_ABOUT THIS EXERCISE_: Exactly as written, please repeat the data that follows, but not the pictures.
___ INPUT ___
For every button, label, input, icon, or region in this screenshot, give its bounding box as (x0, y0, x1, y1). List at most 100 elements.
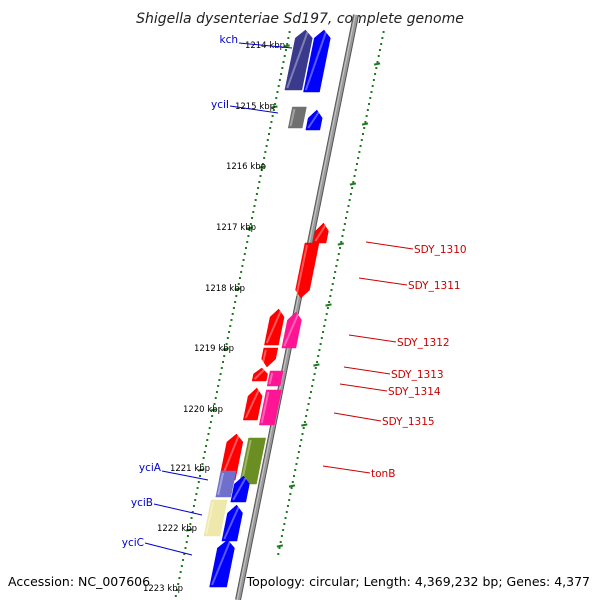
track-dot (199, 475, 202, 477)
track-dot (278, 79, 281, 81)
leader-SDY_1313 (343, 366, 391, 375)
track-dot (202, 457, 205, 459)
track-dot (343, 223, 346, 225)
major-tick (259, 165, 266, 169)
gene-yciI-gray (287, 106, 307, 129)
track-dot (297, 451, 300, 453)
track-dot (318, 349, 321, 351)
track-dot (372, 79, 375, 81)
tick-label-1214: 1214 kbp (245, 41, 285, 51)
track-dot (254, 199, 257, 201)
major-tick (283, 44, 290, 48)
genome-summary-text: Topology: circular; Length: 4,369,232 bp… (246, 574, 590, 589)
track-dot (215, 391, 218, 393)
track-dot (248, 229, 251, 231)
track-dot (281, 67, 284, 69)
track-dot (366, 109, 369, 111)
track-dot (275, 97, 278, 99)
track-dot (226, 337, 229, 339)
gene-label-SDY_1315: SDY_1315 (382, 416, 435, 428)
gene-yciI-blue (305, 109, 323, 131)
track-dot (348, 199, 351, 201)
track-dot (259, 175, 262, 177)
track-dot (192, 505, 195, 507)
track-dot (331, 283, 334, 285)
track-dot (361, 133, 364, 135)
major-tick (349, 182, 357, 186)
track-dot (355, 163, 358, 165)
track-dot (228, 331, 231, 333)
track-dot (376, 61, 379, 63)
track-dot (287, 37, 290, 39)
track-dot (207, 433, 210, 435)
track-dot (191, 511, 194, 513)
track-dot (267, 133, 270, 135)
leader-yciC (144, 542, 193, 556)
track-dot (322, 331, 325, 333)
track-dot (286, 43, 289, 45)
tick-label-1215: 1215 kbp (235, 102, 275, 112)
track-dot (354, 169, 357, 171)
track-dot (346, 211, 349, 213)
track-dot (185, 541, 188, 543)
track-dot (293, 475, 296, 477)
track-dot (174, 595, 177, 597)
track-dot (312, 379, 315, 381)
gene-kch-blue (303, 29, 331, 93)
major-tick (361, 122, 369, 126)
track-dot (347, 205, 350, 207)
track-dot (194, 499, 197, 501)
track-dot (246, 241, 249, 243)
leader-kch (238, 42, 293, 49)
tick-label-1223: 1223 kbp (143, 584, 183, 594)
gene-SDY_1314 (266, 370, 284, 387)
major-tick (313, 363, 320, 367)
track-dot (240, 271, 243, 273)
gene-label-kch: kch (219, 34, 238, 46)
track-dot (288, 31, 291, 33)
track-dot (353, 175, 356, 177)
major-tick (246, 226, 254, 230)
leader-SDY_1311 (358, 277, 408, 286)
track-dot (245, 247, 248, 249)
leader-SDY_1312 (348, 334, 397, 343)
track-dot (266, 139, 269, 141)
track-dot (369, 97, 372, 99)
track-dot (311, 385, 314, 387)
track-dot (336, 259, 339, 261)
track-dot (203, 451, 206, 453)
track-dot (179, 571, 182, 573)
leader-tonB (322, 465, 371, 474)
track-dot (360, 139, 363, 141)
gene-label-tonB: tonB (371, 468, 395, 480)
gene-yciA-blue (230, 475, 250, 503)
track-dot (302, 427, 305, 429)
leader-yciA (161, 470, 209, 481)
track-dot (301, 433, 304, 435)
major-tick (276, 544, 284, 548)
track-dot (329, 295, 332, 297)
track-dot (242, 259, 245, 261)
track-dot (238, 277, 241, 279)
track-dot (265, 145, 268, 147)
leader-yciB (153, 503, 203, 516)
track-dot (219, 373, 222, 375)
track-dot (295, 463, 298, 465)
track-dot (289, 493, 292, 495)
track-dot (205, 445, 208, 447)
track-dot (337, 253, 340, 255)
track-dot (370, 91, 373, 93)
track-dot (211, 415, 214, 417)
track-dot (339, 247, 342, 249)
track-dot (300, 439, 303, 441)
tick-label-1220: 1220 kbp (183, 405, 223, 415)
track-dot (363, 127, 366, 129)
track-dot (314, 367, 317, 369)
right-tick-track (276, 31, 385, 555)
track-dot (368, 103, 371, 105)
track-dot (342, 229, 345, 231)
track-dot (305, 415, 308, 417)
gene-SDY_1312b (281, 311, 302, 349)
track-dot (270, 121, 273, 123)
___
_ANSWER TO THE PROBLEM_:
For every button, label, input, icon, or region in this screenshot, give its bounding box as (x0, y0, x1, y1). List at most 100 elements.
track-dot (199, 475, 202, 477)
track-dot (278, 79, 281, 81)
leader-SDY_1313 (343, 366, 391, 375)
track-dot (202, 457, 205, 459)
track-dot (343, 223, 346, 225)
major-tick (259, 165, 266, 169)
gene-yciI-gray (287, 106, 307, 129)
track-dot (297, 451, 300, 453)
track-dot (318, 349, 321, 351)
track-dot (372, 79, 375, 81)
tick-label-1214: 1214 kbp (245, 41, 285, 51)
track-dot (254, 199, 257, 201)
major-tick (283, 44, 290, 48)
genome-summary-text: Topology: circular; Length: 4,369,232 bp… (246, 574, 590, 589)
track-dot (215, 391, 218, 393)
track-dot (248, 229, 251, 231)
track-dot (281, 67, 284, 69)
track-dot (366, 109, 369, 111)
track-dot (275, 97, 278, 99)
track-dot (226, 337, 229, 339)
gene-label-SDY_1315: SDY_1315 (382, 416, 435, 428)
gene-yciI-blue (305, 109, 323, 131)
track-dot (348, 199, 351, 201)
track-dot (259, 175, 262, 177)
track-dot (192, 505, 195, 507)
track-dot (331, 283, 334, 285)
track-dot (361, 133, 364, 135)
major-tick (349, 182, 357, 186)
track-dot (355, 163, 358, 165)
track-dot (228, 331, 231, 333)
track-dot (376, 61, 379, 63)
track-dot (287, 37, 290, 39)
track-dot (207, 433, 210, 435)
track-dot (191, 511, 194, 513)
track-dot (267, 133, 270, 135)
leader-yciC (144, 542, 193, 556)
track-dot (322, 331, 325, 333)
track-dot (286, 43, 289, 45)
tick-label-1215: 1215 kbp (235, 102, 275, 112)
track-dot (354, 169, 357, 171)
track-dot (346, 211, 349, 213)
track-dot (185, 541, 188, 543)
track-dot (293, 475, 296, 477)
track-dot (174, 595, 177, 597)
track-dot (312, 379, 315, 381)
gene-kch-blue (303, 29, 331, 93)
major-tick (361, 122, 369, 126)
track-dot (347, 205, 350, 207)
track-dot (194, 499, 197, 501)
track-dot (246, 241, 249, 243)
leader-kch (238, 42, 293, 49)
tick-label-1223: 1223 kbp (143, 584, 183, 594)
gene-SDY_1314 (266, 370, 284, 387)
major-tick (313, 363, 320, 367)
track-dot (240, 271, 243, 273)
gene-label-kch: kch (219, 34, 238, 46)
track-dot (288, 31, 291, 33)
track-dot (353, 175, 356, 177)
major-tick (246, 226, 254, 230)
leader-SDY_1311 (358, 277, 408, 286)
track-dot (245, 247, 248, 249)
leader-SDY_1312 (348, 334, 397, 343)
track-dot (266, 139, 269, 141)
track-dot (369, 97, 372, 99)
track-dot (311, 385, 314, 387)
track-dot (336, 259, 339, 261)
track-dot (203, 451, 206, 453)
track-dot (179, 571, 182, 573)
leader-tonB (322, 465, 371, 474)
track-dot (360, 139, 363, 141)
gene-label-tonB: tonB (371, 468, 395, 480)
gene-yciA-blue (230, 475, 250, 503)
track-dot (302, 427, 305, 429)
leader-yciA (161, 470, 209, 481)
track-dot (301, 433, 304, 435)
major-tick (276, 544, 284, 548)
track-dot (329, 295, 332, 297)
track-dot (242, 259, 245, 261)
track-dot (238, 277, 241, 279)
track-dot (265, 145, 268, 147)
leader-yciB (153, 503, 203, 516)
track-dot (219, 373, 222, 375)
track-dot (295, 463, 298, 465)
track-dot (289, 493, 292, 495)
track-dot (205, 445, 208, 447)
track-dot (337, 253, 340, 255)
track-dot (370, 91, 373, 93)
track-dot (211, 415, 214, 417)
track-dot (339, 247, 342, 249)
track-dot (300, 439, 303, 441)
tick-label-1220: 1220 kbp (183, 405, 223, 415)
track-dot (363, 127, 366, 129)
track-dot (314, 367, 317, 369)
right-tick-track (276, 31, 385, 555)
track-dot (368, 103, 371, 105)
track-dot (342, 229, 345, 231)
track-dot (305, 415, 308, 417)
gene-SDY_1312b (281, 311, 302, 349)
track-dot (270, 121, 273, 123)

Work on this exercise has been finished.